- [Provided material]
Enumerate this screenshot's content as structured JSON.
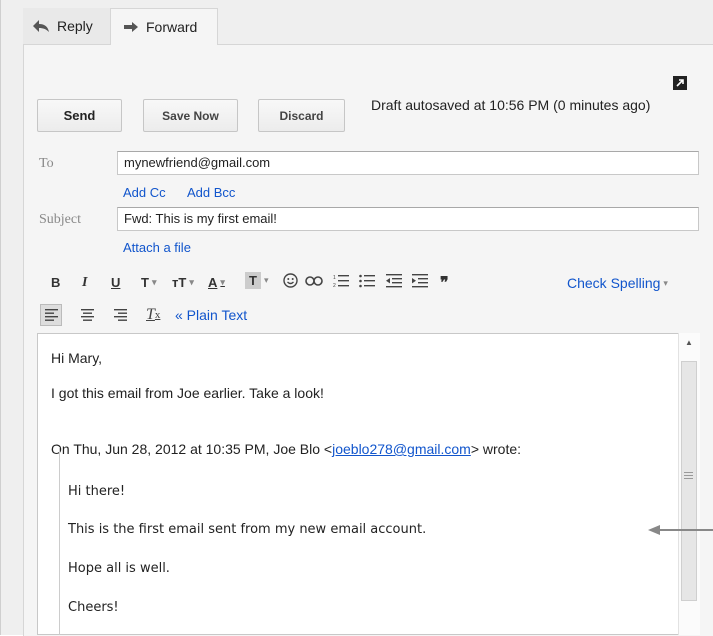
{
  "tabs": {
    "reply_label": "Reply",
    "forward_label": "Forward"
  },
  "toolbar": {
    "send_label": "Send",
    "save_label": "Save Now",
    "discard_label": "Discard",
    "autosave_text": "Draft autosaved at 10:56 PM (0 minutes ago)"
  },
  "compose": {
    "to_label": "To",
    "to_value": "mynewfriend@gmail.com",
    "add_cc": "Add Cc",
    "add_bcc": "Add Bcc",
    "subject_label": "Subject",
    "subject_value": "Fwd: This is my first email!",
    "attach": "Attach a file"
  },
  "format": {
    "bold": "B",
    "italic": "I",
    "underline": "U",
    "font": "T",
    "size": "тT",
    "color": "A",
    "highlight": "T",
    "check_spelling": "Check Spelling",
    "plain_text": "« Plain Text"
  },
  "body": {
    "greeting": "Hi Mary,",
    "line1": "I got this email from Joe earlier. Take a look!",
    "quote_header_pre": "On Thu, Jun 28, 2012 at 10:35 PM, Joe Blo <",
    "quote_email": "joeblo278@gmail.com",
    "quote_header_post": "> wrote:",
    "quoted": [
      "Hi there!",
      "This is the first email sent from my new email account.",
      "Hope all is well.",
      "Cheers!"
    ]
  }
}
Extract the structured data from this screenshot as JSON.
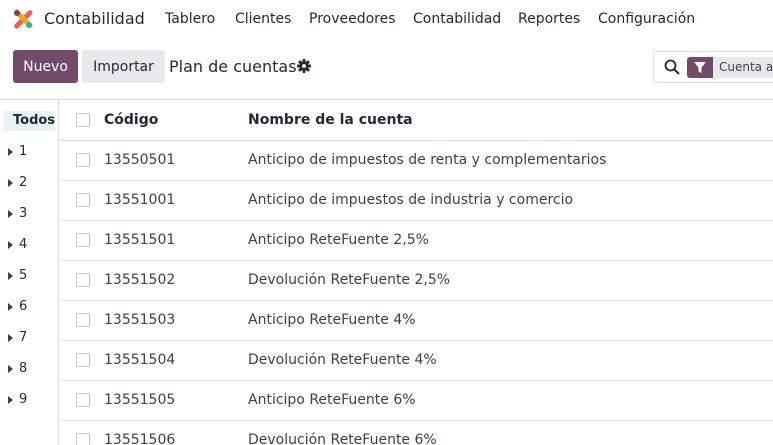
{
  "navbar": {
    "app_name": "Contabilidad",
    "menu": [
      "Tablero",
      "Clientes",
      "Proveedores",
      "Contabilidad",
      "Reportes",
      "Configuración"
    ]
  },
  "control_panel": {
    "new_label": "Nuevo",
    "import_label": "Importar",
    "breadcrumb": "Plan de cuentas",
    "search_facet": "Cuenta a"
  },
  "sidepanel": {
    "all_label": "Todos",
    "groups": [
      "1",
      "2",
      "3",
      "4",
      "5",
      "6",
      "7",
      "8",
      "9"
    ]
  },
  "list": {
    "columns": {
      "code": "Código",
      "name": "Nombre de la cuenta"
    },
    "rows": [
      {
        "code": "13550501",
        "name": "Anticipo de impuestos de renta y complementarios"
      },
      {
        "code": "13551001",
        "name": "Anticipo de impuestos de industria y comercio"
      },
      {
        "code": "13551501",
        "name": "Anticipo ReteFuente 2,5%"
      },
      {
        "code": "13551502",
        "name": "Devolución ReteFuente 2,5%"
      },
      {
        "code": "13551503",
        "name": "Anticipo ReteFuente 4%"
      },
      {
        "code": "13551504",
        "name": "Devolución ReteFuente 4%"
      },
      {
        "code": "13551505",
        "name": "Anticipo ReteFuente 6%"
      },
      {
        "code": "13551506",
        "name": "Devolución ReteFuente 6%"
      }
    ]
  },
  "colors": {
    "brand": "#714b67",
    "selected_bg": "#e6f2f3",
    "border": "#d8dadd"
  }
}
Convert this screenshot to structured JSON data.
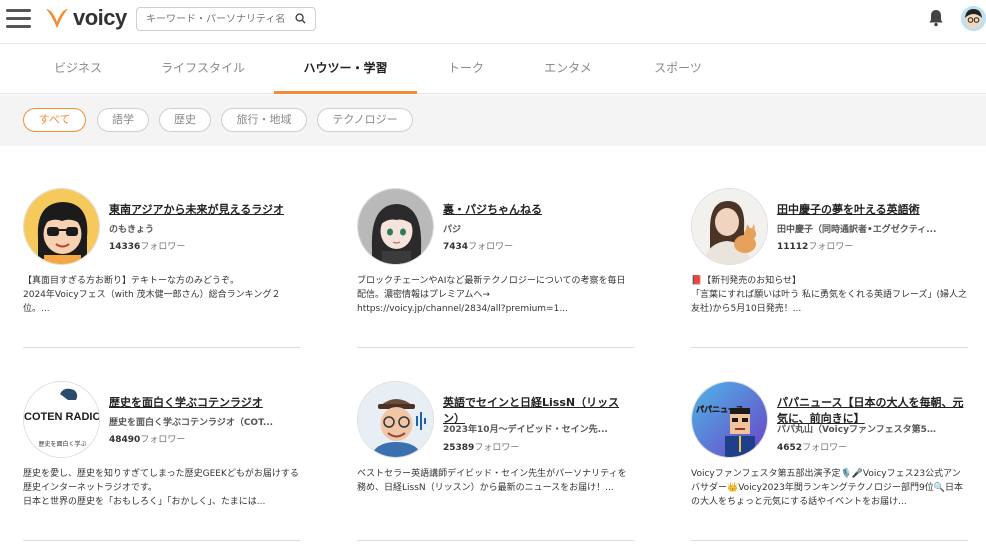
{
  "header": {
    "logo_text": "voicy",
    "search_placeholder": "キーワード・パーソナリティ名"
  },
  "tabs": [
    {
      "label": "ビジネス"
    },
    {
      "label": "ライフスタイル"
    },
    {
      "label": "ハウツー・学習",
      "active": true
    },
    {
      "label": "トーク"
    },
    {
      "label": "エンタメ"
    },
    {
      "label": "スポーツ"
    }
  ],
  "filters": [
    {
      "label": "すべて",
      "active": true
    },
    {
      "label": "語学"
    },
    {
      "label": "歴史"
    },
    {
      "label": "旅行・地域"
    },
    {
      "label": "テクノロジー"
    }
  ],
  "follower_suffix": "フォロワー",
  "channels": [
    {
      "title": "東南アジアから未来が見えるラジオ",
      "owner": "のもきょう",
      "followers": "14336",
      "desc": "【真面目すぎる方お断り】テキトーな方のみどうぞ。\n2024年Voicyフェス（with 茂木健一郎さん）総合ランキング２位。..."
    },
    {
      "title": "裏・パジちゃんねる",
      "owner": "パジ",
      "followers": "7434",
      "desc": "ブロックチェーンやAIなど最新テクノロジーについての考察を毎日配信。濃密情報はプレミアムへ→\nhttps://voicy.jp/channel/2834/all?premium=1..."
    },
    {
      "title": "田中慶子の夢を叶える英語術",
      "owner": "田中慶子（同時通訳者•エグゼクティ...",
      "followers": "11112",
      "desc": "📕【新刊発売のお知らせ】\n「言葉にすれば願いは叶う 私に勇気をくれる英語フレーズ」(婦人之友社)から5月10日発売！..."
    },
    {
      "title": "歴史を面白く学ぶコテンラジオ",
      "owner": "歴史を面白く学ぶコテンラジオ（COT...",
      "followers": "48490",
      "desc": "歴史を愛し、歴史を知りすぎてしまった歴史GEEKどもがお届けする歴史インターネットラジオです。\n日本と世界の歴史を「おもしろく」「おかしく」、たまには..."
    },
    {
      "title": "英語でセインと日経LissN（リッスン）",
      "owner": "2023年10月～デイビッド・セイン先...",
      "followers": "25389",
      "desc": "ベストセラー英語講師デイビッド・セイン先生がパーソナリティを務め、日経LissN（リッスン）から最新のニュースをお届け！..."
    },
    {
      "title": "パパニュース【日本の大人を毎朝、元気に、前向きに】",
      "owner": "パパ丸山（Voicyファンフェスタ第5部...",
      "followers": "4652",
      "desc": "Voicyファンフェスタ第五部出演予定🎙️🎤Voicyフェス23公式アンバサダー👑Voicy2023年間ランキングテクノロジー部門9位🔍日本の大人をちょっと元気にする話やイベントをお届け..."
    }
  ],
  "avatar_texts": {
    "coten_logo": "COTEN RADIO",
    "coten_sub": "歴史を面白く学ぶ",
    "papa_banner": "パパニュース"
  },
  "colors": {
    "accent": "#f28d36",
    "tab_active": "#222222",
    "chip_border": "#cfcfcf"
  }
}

- [Directive]
Can the entries above be repeated exactly, without their pictures?

- [Exercise response]
Enumerate this screenshot's content as structured JSON.
{
  "tabs": {
    "reply_label": "Reply",
    "forward_label": "Forward"
  },
  "toolbar": {
    "send_label": "Send",
    "save_label": "Save Now",
    "discard_label": "Discard",
    "autosave_text": "Draft autosaved at 10:56 PM (0 minutes ago)"
  },
  "compose": {
    "to_label": "To",
    "to_value": "mynewfriend@gmail.com",
    "add_cc": "Add Cc",
    "add_bcc": "Add Bcc",
    "subject_label": "Subject",
    "subject_value": "Fwd: This is my first email!",
    "attach": "Attach a file"
  },
  "format": {
    "bold": "B",
    "italic": "I",
    "underline": "U",
    "font": "T",
    "size": "тT",
    "color": "A",
    "highlight": "T",
    "check_spelling": "Check Spelling",
    "plain_text": "« Plain Text"
  },
  "body": {
    "greeting": "Hi Mary,",
    "line1": "I got this email from Joe earlier. Take a look!",
    "quote_header_pre": "On Thu, Jun 28, 2012 at 10:35 PM, Joe Blo <",
    "quote_email": "joeblo278@gmail.com",
    "quote_header_post": "> wrote:",
    "quoted": [
      "Hi there!",
      "This is the first email sent from my new email account.",
      "Hope all is well.",
      "Cheers!"
    ]
  }
}
Extract the structured data from this screenshot as JSON.
{
  "navbar": {
    "app_name": "Contabilidad",
    "menu": [
      "Tablero",
      "Clientes",
      "Proveedores",
      "Contabilidad",
      "Reportes",
      "Configuración"
    ]
  },
  "control_panel": {
    "new_label": "Nuevo",
    "import_label": "Importar",
    "breadcrumb": "Plan de cuentas",
    "search_facet": "Cuenta a"
  },
  "sidepanel": {
    "all_label": "Todos",
    "groups": [
      "1",
      "2",
      "3",
      "4",
      "5",
      "6",
      "7",
      "8",
      "9"
    ]
  },
  "list": {
    "columns": {
      "code": "Código",
      "name": "Nombre de la cuenta"
    },
    "rows": [
      {
        "code": "13550501",
        "name": "Anticipo de impuestos de renta y complementarios"
      },
      {
        "code": "13551001",
        "name": "Anticipo de impuestos de industria y comercio"
      },
      {
        "code": "13551501",
        "name": "Anticipo ReteFuente 2,5%"
      },
      {
        "code": "13551502",
        "name": "Devolución ReteFuente 2,5%"
      },
      {
        "code": "13551503",
        "name": "Anticipo ReteFuente 4%"
      },
      {
        "code": "13551504",
        "name": "Devolución ReteFuente 4%"
      },
      {
        "code": "13551505",
        "name": "Anticipo ReteFuente 6%"
      },
      {
        "code": "13551506",
        "name": "Devolución ReteFuente 6%"
      }
    ]
  },
  "colors": {
    "brand": "#714b67",
    "selected_bg": "#e6f2f3",
    "border": "#d8dadd"
  }
}
Convert this screenshot to structured JSON data.
{
  "header": {
    "logo_text": "voicy",
    "search_placeholder": "キーワード・パーソナリティ名"
  },
  "tabs": [
    {
      "label": "ビジネス"
    },
    {
      "label": "ライフスタイル"
    },
    {
      "label": "ハウツー・学習",
      "active": true
    },
    {
      "label": "トーク"
    },
    {
      "label": "エンタメ"
    },
    {
      "label": "スポーツ"
    }
  ],
  "filters": [
    {
      "label": "すべて",
      "active": true
    },
    {
      "label": "語学"
    },
    {
      "label": "歴史"
    },
    {
      "label": "旅行・地域"
    },
    {
      "label": "テクノロジー"
    }
  ],
  "follower_suffix": "フォロワー",
  "channels": [
    {
      "title": "東南アジアから未来が見えるラジオ",
      "owner": "のもきょう",
      "followers": "14336",
      "desc": "【真面目すぎる方お断り】テキトーな方のみどうぞ。\n2024年Voicyフェス（with 茂木健一郎さん）総合ランキング２位。..."
    },
    {
      "title": "裏・パジちゃんねる",
      "owner": "パジ",
      "followers": "7434",
      "desc": "ブロックチェーンやAIなど最新テクノロジーについての考察を毎日配信。濃密情報はプレミアムへ→\nhttps://voicy.jp/channel/2834/all?premium=1..."
    },
    {
      "title": "田中慶子の夢を叶える英語術",
      "owner": "田中慶子（同時通訳者•エグゼクティ...",
      "followers": "11112",
      "desc": "📕【新刊発売のお知らせ】\n「言葉にすれば願いは叶う 私に勇気をくれる英語フレーズ」(婦人之友社)から5月10日発売！..."
    },
    {
      "title": "歴史を面白く学ぶコテンラジオ",
      "owner": "歴史を面白く学ぶコテンラジオ（COT...",
      "followers": "48490",
      "desc": "歴史を愛し、歴史を知りすぎてしまった歴史GEEKどもがお届けする歴史インターネットラジオです。\n日本と世界の歴史を「おもしろく」「おかしく」、たまには..."
    },
    {
      "title": "英語でセインと日経LissN（リッスン）",
      "owner": "2023年10月～デイビッド・セイン先...",
      "followers": "25389",
      "desc": "ベストセラー英語講師デイビッド・セイン先生がパーソナリティを務め、日経LissN（リッスン）から最新のニュースをお届け！..."
    },
    {
      "title": "パパニュース【日本の大人を毎朝、元気に、前向きに】",
      "owner": "パパ丸山（Voicyファンフェスタ第5部...",
      "followers": "4652",
      "desc": "Voicyファンフェスタ第五部出演予定🎙️🎤Voicyフェス23公式アンバサダー👑Voicy2023年間ランキングテクノロジー部門9位🔍日本の大人をちょっと元気にする話やイベントをお届け..."
    }
  ],
  "avatar_texts": {
    "coten_logo": "COTEN RADIO",
    "coten_sub": "歴史を面白く学ぶ",
    "papa_banner": "パパニュース"
  },
  "colors": {
    "accent": "#f28d36",
    "tab_active": "#222222",
    "chip_border": "#cfcfcf"
  }
}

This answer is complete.